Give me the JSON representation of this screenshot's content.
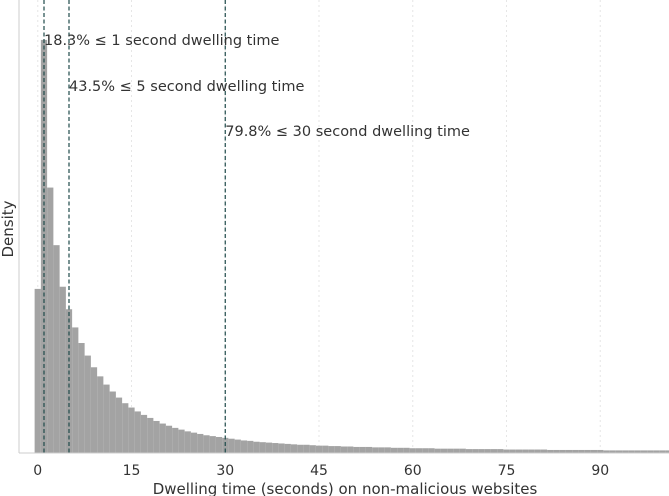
{
  "chart_data": {
    "type": "bar",
    "histogram": true,
    "xlabel": "Dwelling time (seconds) on non-malicious websites",
    "ylabel": "Density",
    "xlim": [
      -3,
      101
    ],
    "ylim": [
      0,
      1
    ],
    "x_ticks": [
      0,
      15,
      30,
      45,
      60,
      75,
      90
    ],
    "x_tick_labels": [
      "0",
      "15",
      "30",
      "45",
      "60",
      "75",
      "90"
    ],
    "grid": "vertical",
    "bar_color": "#a3a3a3",
    "line_color": "#1f4a4a",
    "bin_width": 1,
    "bin_start": -0.5,
    "values": [
      0.379,
      0.954,
      0.613,
      0.48,
      0.384,
      0.332,
      0.29,
      0.254,
      0.225,
      0.198,
      0.177,
      0.158,
      0.142,
      0.128,
      0.115,
      0.105,
      0.096,
      0.088,
      0.081,
      0.074,
      0.068,
      0.063,
      0.058,
      0.054,
      0.05,
      0.047,
      0.044,
      0.041,
      0.039,
      0.037,
      0.035,
      0.033,
      0.031,
      0.029,
      0.028,
      0.026,
      0.025,
      0.024,
      0.023,
      0.022,
      0.021,
      0.02,
      0.019,
      0.019,
      0.018,
      0.017,
      0.017,
      0.016,
      0.016,
      0.015,
      0.015,
      0.014,
      0.014,
      0.014,
      0.013,
      0.013,
      0.013,
      0.012,
      0.012,
      0.012,
      0.011,
      0.011,
      0.011,
      0.011,
      0.01,
      0.01,
      0.01,
      0.01,
      0.01,
      0.009,
      0.009,
      0.009,
      0.009,
      0.009,
      0.009,
      0.008,
      0.008,
      0.008,
      0.008,
      0.008,
      0.008,
      0.008,
      0.007,
      0.007,
      0.007,
      0.007,
      0.007,
      0.007,
      0.007,
      0.007,
      0.007,
      0.006,
      0.006,
      0.006,
      0.006,
      0.006,
      0.006,
      0.006,
      0.006,
      0.006,
      0.006,
      0.006,
      0.006
    ],
    "reference_lines": [
      {
        "x": 1,
        "label": "18.3% ≤ 1 second dwelling time"
      },
      {
        "x": 5,
        "label": "43.5% ≤ 5 second dwelling time"
      },
      {
        "x": 30,
        "label": "79.8% ≤ 30 second dwelling time"
      }
    ]
  }
}
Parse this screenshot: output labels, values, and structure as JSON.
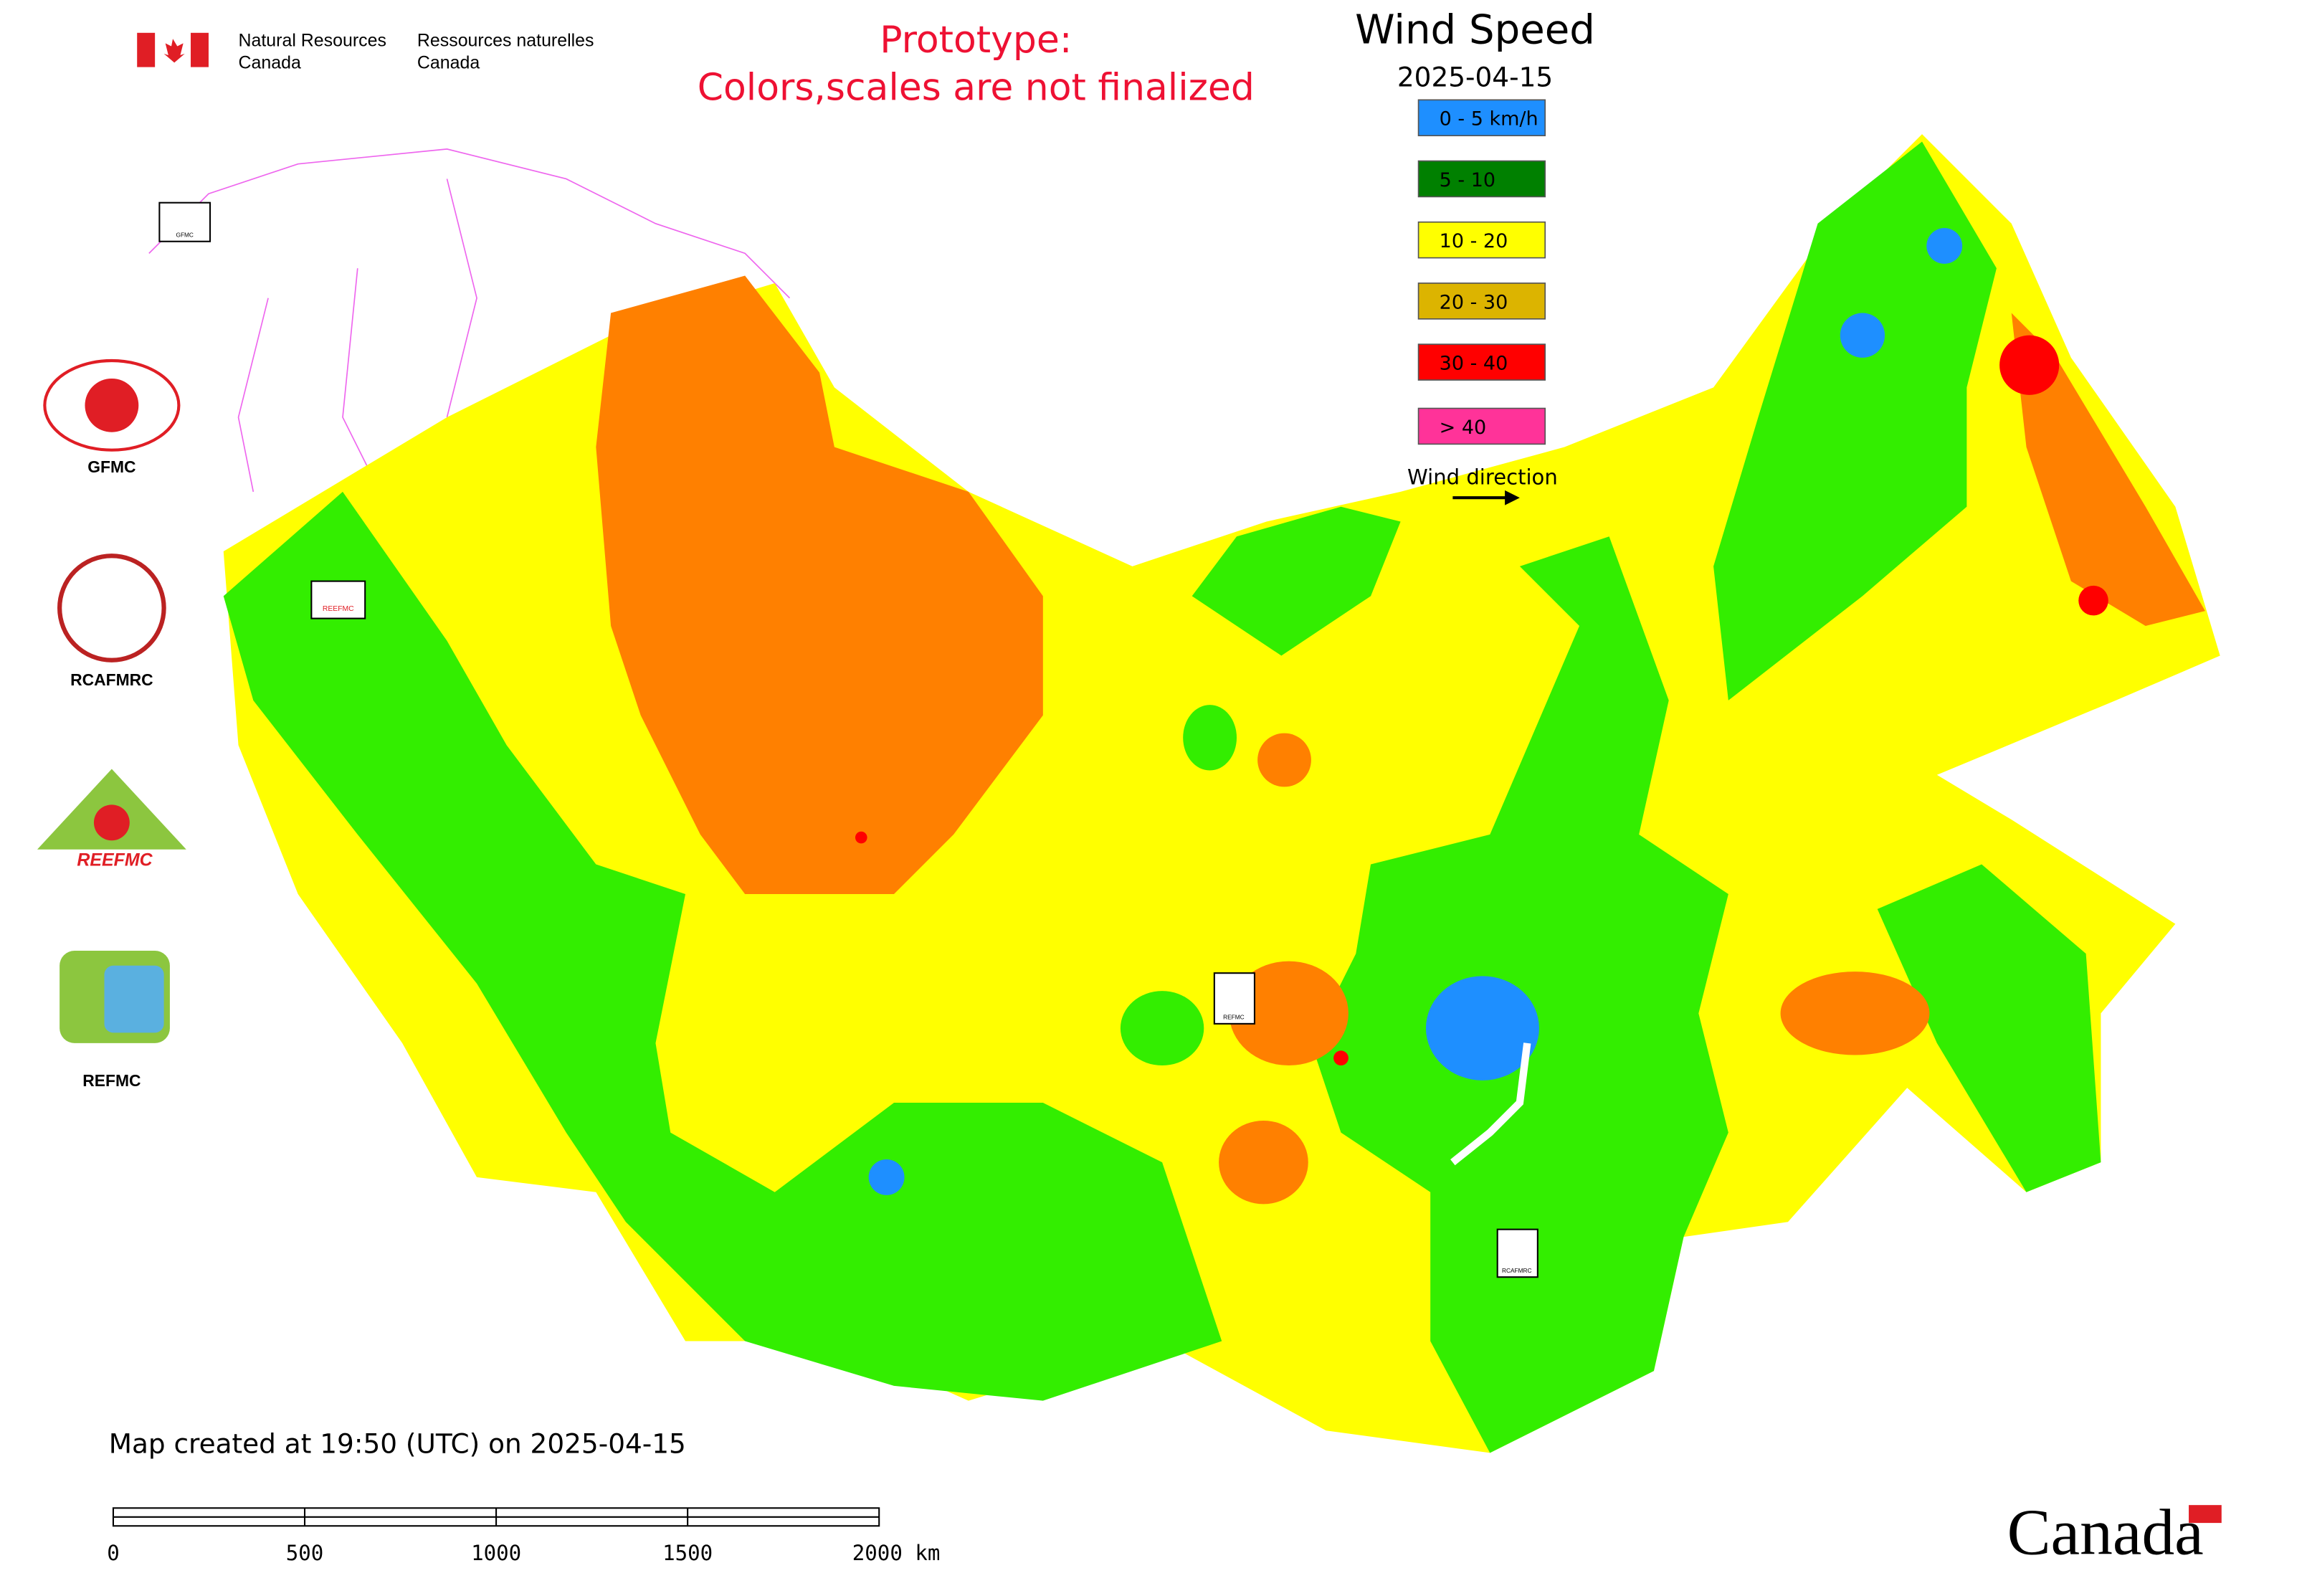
{
  "header": {
    "agency_en": [
      "Natural Resources",
      "Canada"
    ],
    "agency_fr": [
      "Ressources naturelles",
      "Canada"
    ],
    "notice": [
      "Prototype:",
      "Colors,scales are not finalized"
    ]
  },
  "legend": {
    "title": "Wind Speed",
    "date": "2025-04-15",
    "items": [
      {
        "label": "0 - 5 km/h",
        "color": "#1e8fff"
      },
      {
        "label": "5 - 10",
        "color": "#008000"
      },
      {
        "label": "10 - 20",
        "color": "#ffff00"
      },
      {
        "label": "20 - 30",
        "color": "#dcb400"
      },
      {
        "label": "30 - 40",
        "color": "#ff0000"
      },
      {
        "label": "> 40",
        "color": "#ff3399"
      }
    ],
    "direction_label": "Wind direction"
  },
  "logos": [
    "GFMC",
    "RCAFMRC",
    "REEFMC",
    "REFMC"
  ],
  "map_markers": [
    "GFMC",
    "REEFMC",
    "REFMC",
    "RCAFMRC"
  ],
  "footer": {
    "created": "Map created at 19:50 (UTC) on 2025-04-15",
    "scale_labels": [
      "0",
      "500",
      "1000",
      "1500",
      "2000 km"
    ],
    "wordmark": "Canada"
  }
}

**********

#### INSTRUCTIONS TO FOLLOW
Collect every line with the string "Wind" from the records, and copy each.

#### SOLVED PROBLEM
    "title": "Wind Speed",
    "direction_label": "Wind direction"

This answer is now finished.